» **WORK REQUIRED**
Exactly as given, repeat all of the entries.

═══ DATASET RECORDS ═══

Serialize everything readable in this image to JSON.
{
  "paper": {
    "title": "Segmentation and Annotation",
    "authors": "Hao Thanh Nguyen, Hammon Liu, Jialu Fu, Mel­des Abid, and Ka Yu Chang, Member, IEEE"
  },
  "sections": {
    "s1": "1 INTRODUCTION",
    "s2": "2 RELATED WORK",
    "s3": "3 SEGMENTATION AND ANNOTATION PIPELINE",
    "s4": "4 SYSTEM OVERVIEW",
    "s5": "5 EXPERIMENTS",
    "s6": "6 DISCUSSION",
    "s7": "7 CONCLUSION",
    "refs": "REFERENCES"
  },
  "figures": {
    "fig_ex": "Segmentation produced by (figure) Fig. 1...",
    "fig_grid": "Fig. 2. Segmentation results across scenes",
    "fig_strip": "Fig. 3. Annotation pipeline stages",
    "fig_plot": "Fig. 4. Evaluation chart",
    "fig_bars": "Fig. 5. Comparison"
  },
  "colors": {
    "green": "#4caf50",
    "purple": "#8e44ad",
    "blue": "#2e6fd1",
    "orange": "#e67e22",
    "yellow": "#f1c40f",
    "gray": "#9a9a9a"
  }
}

═══

» **WRITTEN ANSWER**
Serialize everything readable in this image to JSON.
{
  "paper": {
    "title": "Segmentation and Annotation",
    "authors": "Hao Thanh Nguyen, Hammon Liu, Jialu Fu, Mel­des Abid, and Ka Yu Chang, Member, IEEE"
  },
  "sections": {
    "s1": "1 INTRODUCTION",
    "s2": "2 RELATED WORK",
    "s3": "3 SEGMENTATION AND ANNOTATION PIPELINE",
    "s4": "4 SYSTEM OVERVIEW",
    "s5": "5 EXPERIMENTS",
    "s6": "6 DISCUSSION",
    "s7": "7 CONCLUSION",
    "refs": "REFERENCES"
  },
  "figures": {
    "fig_ex": "Segmentation produced by (figure) Fig. 1...",
    "fig_grid": "Fig. 2. Segmentation results across scenes",
    "fig_strip": "Fig. 3. Annotation pipeline stages",
    "fig_plot": "Fig. 4. Evaluation chart",
    "fig_bars": "Fig. 5. Comparison"
  },
  "colors": {
    "green": "#4caf50",
    "purple": "#8e44ad",
    "blue": "#2e6fd1",
    "orange": "#e67e22",
    "yellow": "#f1c40f",
    "gray": "#9a9a9a"
  }
}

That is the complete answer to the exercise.